Start of SELECTED EXTRACT
Privacy advocates are starting to sound the alarm over a feature in Google’s Chrome that sends anything typed in the browser’s Omnibox back to Google.

privacy

Google told CNET News earlier Wednesday that it plans to store about 2 percent of the data it gets back, along with the IP address of the computer that sent it. Google said it won’t receive or store data if users turn off the auto-suggest feature or if they select a default search provider other than Google or if they are using the product’s “Incognito” mode.

Still, EFF staff technologist Peter Eckersley said in an interview that he is concerned about Google having yet another window into what the world is browsing.

“We’re worried that Chrome will be another giant conveyer belt moving private information about our use of the Web into Google’s data vaults,” Eckersley said. “Google already knows far too much about what everybody is thinking at any given moment.

Eckersley did point out that there are several ways to keep the data from being sent to Google, but noted that there is still a lot of data that will head Google’s way.
End of SELECTED EXTRACT
Start of DATASET CONTENT
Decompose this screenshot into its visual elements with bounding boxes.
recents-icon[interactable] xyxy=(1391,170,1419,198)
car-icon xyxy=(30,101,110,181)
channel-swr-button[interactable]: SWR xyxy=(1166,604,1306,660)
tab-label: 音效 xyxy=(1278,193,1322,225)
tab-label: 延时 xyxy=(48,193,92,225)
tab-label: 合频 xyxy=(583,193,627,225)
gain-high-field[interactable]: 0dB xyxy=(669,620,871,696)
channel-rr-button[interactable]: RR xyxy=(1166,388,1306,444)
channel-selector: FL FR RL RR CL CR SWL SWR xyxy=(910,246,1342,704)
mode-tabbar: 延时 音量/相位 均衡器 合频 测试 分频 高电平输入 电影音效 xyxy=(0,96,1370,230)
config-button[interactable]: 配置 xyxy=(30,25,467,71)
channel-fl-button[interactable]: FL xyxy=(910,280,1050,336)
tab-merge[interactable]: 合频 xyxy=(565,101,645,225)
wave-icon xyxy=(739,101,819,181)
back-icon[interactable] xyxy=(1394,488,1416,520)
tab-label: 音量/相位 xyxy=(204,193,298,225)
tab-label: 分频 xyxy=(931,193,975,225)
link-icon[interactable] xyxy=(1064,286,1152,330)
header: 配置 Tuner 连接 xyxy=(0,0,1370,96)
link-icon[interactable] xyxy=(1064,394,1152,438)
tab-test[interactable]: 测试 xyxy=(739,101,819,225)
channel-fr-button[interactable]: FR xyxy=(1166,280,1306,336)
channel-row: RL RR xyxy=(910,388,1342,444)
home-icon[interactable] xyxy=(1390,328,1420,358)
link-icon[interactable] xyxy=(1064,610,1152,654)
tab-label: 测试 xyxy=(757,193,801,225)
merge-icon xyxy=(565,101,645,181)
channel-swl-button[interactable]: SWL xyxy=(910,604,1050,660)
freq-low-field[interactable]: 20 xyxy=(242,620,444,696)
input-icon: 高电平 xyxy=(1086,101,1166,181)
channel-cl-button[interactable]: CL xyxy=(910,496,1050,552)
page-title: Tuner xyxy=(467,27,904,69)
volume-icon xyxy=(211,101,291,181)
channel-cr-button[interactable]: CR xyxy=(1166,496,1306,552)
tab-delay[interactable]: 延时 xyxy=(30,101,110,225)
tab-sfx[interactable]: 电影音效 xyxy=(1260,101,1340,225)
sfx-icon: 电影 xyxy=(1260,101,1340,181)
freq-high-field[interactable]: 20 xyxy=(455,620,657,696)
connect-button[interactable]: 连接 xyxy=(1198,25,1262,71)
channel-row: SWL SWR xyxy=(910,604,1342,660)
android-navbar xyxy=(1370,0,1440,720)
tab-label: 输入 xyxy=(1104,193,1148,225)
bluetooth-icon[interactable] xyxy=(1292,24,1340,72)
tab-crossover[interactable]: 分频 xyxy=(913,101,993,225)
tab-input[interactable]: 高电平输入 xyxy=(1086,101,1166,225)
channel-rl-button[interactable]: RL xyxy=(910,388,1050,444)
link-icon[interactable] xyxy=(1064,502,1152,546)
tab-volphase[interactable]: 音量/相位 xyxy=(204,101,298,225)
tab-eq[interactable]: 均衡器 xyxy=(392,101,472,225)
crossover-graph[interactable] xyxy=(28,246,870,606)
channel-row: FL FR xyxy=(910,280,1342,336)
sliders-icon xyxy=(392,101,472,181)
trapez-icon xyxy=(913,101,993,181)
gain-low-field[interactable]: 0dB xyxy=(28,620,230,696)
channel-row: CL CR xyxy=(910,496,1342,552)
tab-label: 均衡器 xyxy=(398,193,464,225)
End of DATASET CONTENT
WRITTEN REQUEST 1 | In the Chrome privacy article, swap "auto-suggest" for "autocomplete" and give the passage again, beginning at the words "Google told CNET" and stopping after "world is browsing.".
WRITTEN REQUEST 2 | Carry on the Chrome privacy article from the point where it stops.
The entries above are drawn from a different source than the article on Chrome and privacy.

TASK RESPONSE 1 |
Google told CNET News earlier Wednesday that it plans to store about 2 percent of the data it gets back, along with the IP address of the computer that sent it. Google said it won’t receive or store data if users turn off the autocomplete feature or if they select a default search provider other than Google or if they are using the product’s “Incognito” mode.

Still, EFF staff technologist Peter Eckersley said in an interview that he is concerned about Google having yet another window into what the world is browsing.

TASK RESPONSE 2 |
Because Chrome is open source, Eckersley suggested that one option would be for privacy-minded outsiders to create their own suggestion engine that sits on surfers’ own PCs, offering some of the utility that Google provides, without having to send the data to its servers. He noted that Chrome, itself, already does this when a surfer uses Chrome in its more stealthy Incognito mode. In that case, all suggestions are based on a surfer’s locally stored history.

“The addition of Incognito is great,” he said, adding that Google is making some strides with Chrome, clearly recognizing that people want to be able to surf the Web without having a record of it stored in various places.

“They are making some initial moves in the directions of that,” Eckersley said, but reiterated his concerns over how the Omnibox works.

“We are genuinely really worried about the Omnibox thing,” he said. “It’s just one more piece of the complete puzzle of Google seeing everything that everyone is doing.”

Simon Davies, Founder of Privacy International and a senior fellow with the Electronic Privacy Information Center (EPIC) also expressed concern over the Omnibox feature.

“I’m astonished that these terms are sent to Google even without the return being hit,” Davies said. “That is beyond anything that Google has ever contemplated before.”

Davies said the lack of attention to privacy and less-than-clear disclosure of its information use is typical Google behavior.

“This is why Google is running into trouble with regulators in Europe,” Davies said. “They will trip themselves up at some point very badly. The patience of regulators is growing thin.”

Click here for full coverage of the Google Chrome launch.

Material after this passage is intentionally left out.